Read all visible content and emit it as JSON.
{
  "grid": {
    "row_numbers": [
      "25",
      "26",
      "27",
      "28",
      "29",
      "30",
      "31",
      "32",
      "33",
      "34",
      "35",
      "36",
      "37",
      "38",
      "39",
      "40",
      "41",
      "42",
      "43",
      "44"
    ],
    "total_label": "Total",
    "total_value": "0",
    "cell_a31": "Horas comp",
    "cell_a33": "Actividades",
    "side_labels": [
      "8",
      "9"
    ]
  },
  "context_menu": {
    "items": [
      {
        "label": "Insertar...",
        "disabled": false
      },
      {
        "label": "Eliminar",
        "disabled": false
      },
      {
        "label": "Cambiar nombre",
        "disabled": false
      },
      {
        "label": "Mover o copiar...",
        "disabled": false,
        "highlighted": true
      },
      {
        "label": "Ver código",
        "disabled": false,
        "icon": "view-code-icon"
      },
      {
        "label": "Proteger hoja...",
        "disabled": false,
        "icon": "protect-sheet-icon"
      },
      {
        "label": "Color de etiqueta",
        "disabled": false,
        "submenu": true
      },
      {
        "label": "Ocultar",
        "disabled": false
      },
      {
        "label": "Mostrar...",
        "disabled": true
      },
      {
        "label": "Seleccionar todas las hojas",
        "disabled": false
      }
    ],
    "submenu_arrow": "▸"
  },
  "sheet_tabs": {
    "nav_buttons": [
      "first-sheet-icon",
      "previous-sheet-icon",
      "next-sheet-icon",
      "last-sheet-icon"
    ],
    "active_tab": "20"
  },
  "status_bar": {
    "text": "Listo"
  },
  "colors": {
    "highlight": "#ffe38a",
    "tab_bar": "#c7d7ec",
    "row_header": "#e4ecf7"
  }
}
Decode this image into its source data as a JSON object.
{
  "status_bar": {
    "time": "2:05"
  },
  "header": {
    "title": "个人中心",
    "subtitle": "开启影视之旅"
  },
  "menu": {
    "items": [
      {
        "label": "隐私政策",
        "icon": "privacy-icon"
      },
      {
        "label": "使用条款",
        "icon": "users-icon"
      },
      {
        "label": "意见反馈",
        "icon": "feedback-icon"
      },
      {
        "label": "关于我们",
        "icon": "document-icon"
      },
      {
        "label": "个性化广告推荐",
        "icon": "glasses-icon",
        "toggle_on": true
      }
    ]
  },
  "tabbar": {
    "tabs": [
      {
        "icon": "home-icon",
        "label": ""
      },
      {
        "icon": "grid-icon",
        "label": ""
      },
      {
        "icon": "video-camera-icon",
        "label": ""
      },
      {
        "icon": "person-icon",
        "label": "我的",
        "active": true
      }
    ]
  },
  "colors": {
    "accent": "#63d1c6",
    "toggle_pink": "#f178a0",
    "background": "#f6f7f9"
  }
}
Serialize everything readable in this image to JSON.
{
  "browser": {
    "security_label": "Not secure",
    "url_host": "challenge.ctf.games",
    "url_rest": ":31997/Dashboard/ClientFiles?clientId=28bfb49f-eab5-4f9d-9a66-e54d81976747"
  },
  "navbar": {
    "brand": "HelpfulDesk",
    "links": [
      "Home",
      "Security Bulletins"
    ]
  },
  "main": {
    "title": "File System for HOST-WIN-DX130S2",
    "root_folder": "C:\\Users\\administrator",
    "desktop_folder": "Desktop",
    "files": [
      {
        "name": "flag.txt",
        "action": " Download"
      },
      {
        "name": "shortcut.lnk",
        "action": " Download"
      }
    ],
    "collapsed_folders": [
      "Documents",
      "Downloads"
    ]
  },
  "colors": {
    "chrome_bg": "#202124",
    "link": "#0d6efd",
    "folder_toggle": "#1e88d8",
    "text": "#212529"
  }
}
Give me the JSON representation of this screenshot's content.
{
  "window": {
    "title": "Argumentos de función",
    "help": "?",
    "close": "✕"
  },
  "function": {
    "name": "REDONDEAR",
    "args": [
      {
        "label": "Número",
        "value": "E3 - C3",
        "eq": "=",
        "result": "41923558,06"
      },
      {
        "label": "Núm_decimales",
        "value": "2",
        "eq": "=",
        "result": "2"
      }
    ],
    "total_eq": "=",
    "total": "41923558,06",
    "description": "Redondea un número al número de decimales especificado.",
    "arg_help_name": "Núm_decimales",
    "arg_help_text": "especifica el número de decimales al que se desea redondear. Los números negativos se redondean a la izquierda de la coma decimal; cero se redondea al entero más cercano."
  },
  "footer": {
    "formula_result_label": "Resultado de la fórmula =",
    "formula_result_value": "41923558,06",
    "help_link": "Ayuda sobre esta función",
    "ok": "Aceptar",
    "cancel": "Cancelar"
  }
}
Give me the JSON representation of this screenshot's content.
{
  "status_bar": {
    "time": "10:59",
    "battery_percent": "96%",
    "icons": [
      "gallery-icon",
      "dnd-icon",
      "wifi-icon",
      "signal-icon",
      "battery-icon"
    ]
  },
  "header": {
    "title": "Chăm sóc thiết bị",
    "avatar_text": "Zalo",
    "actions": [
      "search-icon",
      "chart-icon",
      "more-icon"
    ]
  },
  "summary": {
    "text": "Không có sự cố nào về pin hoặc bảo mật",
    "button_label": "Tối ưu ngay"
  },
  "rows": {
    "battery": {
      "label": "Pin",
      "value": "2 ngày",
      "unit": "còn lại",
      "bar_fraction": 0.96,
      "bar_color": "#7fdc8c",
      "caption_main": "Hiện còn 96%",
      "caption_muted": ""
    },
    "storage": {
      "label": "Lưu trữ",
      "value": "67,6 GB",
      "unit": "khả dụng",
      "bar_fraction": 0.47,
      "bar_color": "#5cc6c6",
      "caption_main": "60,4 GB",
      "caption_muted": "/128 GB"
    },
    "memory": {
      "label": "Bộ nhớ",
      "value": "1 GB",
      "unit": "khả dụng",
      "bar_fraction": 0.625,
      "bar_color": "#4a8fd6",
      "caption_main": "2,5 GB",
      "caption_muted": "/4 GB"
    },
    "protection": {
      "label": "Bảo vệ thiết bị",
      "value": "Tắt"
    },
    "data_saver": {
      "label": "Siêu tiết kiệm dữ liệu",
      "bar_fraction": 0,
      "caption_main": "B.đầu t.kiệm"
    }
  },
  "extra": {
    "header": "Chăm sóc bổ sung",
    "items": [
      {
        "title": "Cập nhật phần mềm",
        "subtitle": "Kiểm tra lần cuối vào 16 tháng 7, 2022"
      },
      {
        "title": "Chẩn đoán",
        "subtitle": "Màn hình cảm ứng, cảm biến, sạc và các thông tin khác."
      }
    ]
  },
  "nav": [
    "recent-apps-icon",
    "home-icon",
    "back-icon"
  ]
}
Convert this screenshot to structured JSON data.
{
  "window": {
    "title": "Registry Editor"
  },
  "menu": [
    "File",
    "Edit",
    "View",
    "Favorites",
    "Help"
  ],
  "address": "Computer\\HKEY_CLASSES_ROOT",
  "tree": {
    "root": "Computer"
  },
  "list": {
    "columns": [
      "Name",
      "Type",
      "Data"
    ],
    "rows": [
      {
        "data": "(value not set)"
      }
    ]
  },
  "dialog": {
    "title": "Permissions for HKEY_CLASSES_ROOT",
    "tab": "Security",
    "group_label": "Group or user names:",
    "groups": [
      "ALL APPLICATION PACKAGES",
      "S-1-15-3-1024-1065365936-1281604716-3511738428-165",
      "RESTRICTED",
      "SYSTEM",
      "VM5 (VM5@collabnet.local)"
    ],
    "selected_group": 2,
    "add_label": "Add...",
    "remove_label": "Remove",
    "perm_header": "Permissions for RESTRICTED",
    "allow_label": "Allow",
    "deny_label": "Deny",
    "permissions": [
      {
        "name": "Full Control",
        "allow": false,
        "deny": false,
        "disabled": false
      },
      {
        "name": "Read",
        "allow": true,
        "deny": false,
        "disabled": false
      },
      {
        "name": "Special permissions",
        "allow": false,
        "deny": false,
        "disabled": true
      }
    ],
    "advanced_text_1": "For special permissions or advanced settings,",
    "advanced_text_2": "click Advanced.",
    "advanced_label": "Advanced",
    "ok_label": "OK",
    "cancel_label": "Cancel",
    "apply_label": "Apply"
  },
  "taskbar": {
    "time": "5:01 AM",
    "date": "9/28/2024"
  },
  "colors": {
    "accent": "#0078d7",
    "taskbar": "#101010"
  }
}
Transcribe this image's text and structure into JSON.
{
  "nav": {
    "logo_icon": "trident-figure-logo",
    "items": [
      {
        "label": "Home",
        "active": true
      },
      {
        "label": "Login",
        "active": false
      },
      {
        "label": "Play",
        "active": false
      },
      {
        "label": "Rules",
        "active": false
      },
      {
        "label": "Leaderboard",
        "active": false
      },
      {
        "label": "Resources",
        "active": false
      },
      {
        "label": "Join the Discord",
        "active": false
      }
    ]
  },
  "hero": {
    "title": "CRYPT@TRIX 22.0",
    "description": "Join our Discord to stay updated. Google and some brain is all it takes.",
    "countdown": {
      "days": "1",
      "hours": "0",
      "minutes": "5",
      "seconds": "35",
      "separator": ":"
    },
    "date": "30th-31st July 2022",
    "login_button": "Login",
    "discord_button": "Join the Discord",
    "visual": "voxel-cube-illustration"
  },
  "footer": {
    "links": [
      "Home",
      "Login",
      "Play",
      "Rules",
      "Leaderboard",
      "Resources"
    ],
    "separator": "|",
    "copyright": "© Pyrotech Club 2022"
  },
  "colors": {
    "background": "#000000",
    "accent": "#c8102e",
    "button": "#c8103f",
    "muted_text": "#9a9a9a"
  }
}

------------------------------------------------------------

- _Exercise directions_
Within the records above, how many lines include the word "Computer"? State the number by itself.

- _Correct result_
2